- _What is needed_:
What lines below include the string "title"? Pick them out and copy them.

______

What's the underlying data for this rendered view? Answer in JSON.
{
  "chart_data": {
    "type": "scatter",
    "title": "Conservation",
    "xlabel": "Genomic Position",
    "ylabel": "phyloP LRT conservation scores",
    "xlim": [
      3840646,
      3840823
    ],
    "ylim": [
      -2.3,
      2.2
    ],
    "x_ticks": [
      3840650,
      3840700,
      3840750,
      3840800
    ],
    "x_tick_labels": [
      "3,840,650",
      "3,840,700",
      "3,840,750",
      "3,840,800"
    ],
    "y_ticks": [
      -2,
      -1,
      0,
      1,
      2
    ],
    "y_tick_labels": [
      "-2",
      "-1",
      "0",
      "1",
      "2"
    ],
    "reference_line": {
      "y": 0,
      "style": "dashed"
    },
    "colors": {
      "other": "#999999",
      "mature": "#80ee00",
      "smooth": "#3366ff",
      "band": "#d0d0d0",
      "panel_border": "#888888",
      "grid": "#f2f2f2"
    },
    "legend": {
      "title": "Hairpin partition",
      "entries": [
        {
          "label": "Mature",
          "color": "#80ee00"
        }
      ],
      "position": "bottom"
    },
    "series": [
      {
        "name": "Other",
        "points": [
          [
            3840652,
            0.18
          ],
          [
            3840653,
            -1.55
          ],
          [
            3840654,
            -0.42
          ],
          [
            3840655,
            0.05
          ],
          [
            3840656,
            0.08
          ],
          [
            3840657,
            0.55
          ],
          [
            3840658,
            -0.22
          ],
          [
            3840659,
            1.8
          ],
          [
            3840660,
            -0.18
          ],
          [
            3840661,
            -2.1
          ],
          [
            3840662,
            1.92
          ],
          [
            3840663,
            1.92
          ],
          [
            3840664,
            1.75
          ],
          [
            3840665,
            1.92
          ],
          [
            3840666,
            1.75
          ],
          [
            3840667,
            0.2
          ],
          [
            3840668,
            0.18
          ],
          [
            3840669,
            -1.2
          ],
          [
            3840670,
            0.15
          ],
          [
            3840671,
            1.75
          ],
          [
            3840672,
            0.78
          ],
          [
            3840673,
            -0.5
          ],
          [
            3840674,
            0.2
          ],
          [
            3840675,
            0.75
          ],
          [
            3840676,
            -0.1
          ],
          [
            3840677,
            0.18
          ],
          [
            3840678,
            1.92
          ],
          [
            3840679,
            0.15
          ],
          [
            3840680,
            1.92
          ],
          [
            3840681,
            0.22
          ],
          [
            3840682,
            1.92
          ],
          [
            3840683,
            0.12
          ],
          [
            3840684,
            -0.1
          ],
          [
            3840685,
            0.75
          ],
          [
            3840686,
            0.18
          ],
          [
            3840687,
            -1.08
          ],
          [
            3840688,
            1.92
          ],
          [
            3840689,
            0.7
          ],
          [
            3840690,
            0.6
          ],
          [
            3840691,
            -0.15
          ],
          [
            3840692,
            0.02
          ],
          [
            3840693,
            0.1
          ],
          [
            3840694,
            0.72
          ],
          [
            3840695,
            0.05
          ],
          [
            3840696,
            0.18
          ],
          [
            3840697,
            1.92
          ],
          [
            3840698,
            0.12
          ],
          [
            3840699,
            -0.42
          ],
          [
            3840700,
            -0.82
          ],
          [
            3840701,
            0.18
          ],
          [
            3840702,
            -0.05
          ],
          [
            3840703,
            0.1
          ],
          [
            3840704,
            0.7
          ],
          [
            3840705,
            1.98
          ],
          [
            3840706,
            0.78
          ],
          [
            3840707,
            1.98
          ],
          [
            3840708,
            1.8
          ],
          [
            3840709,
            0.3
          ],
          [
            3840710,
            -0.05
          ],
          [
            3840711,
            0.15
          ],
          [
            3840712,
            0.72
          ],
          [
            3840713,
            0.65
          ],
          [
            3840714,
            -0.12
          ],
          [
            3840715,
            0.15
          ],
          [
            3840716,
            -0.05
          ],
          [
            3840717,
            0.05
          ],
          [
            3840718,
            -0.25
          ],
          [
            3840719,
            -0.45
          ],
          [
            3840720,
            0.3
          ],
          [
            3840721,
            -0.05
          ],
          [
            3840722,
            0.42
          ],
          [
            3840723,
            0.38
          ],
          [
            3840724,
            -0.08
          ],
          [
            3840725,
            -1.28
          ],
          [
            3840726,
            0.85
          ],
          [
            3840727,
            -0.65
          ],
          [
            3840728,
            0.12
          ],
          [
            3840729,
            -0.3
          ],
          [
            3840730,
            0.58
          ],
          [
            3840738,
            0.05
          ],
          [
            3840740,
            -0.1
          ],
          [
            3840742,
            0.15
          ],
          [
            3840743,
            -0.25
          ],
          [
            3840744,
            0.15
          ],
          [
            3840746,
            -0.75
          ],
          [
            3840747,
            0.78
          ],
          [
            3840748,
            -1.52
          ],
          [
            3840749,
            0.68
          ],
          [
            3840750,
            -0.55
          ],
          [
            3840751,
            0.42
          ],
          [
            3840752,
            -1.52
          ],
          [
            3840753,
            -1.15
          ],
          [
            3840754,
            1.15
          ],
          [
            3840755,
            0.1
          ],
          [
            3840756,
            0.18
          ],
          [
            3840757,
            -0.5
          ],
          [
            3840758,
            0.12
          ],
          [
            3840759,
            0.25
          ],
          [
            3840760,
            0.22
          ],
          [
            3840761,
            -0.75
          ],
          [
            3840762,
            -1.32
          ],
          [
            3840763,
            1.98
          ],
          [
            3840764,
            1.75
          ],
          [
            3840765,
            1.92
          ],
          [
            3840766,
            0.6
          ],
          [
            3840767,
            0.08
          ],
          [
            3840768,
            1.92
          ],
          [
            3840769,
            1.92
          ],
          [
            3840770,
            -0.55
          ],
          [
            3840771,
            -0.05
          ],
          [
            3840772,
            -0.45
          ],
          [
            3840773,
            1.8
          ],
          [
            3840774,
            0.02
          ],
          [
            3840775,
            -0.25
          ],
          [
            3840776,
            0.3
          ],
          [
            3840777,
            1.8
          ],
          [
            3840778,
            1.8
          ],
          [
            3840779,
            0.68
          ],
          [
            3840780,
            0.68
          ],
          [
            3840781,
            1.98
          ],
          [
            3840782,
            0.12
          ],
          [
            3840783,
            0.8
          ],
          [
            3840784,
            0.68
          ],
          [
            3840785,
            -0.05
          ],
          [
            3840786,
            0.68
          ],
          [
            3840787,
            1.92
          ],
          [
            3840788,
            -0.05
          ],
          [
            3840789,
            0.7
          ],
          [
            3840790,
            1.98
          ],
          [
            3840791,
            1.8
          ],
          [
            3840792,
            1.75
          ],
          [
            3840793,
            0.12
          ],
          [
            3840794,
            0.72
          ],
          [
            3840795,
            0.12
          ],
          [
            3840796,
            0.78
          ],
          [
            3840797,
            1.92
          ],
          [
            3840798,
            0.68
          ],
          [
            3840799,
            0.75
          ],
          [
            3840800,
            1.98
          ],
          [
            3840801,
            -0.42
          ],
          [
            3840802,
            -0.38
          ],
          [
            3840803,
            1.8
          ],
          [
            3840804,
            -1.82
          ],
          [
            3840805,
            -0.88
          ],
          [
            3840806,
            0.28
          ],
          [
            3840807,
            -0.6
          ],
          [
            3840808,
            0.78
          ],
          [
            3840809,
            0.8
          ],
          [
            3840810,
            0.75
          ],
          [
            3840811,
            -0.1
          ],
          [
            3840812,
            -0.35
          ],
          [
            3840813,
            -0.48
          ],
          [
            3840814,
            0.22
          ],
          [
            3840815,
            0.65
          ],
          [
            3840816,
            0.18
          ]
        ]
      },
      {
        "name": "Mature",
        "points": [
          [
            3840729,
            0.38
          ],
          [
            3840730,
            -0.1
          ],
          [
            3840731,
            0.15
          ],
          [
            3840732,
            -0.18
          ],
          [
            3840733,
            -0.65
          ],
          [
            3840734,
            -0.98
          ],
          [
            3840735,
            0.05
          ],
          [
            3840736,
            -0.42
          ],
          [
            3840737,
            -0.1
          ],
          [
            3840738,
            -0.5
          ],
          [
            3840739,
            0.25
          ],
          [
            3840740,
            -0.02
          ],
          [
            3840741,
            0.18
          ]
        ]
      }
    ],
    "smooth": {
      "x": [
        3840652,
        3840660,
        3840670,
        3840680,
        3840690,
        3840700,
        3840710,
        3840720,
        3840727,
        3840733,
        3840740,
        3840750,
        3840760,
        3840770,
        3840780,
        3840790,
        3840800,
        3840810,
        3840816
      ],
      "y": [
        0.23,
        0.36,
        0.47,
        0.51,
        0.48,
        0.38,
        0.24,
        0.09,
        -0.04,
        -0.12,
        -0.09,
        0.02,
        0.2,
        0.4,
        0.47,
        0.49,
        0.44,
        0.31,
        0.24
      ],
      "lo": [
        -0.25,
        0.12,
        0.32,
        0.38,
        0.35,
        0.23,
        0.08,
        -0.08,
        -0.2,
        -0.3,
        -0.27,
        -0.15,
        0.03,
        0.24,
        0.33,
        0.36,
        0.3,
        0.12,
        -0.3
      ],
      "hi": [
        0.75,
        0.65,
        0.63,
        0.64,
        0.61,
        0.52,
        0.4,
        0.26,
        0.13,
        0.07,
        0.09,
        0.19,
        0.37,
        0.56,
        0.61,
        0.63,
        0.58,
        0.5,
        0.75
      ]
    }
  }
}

______

- _Response_:
    "title": "Conservation",
      "title": "Hairpin partition",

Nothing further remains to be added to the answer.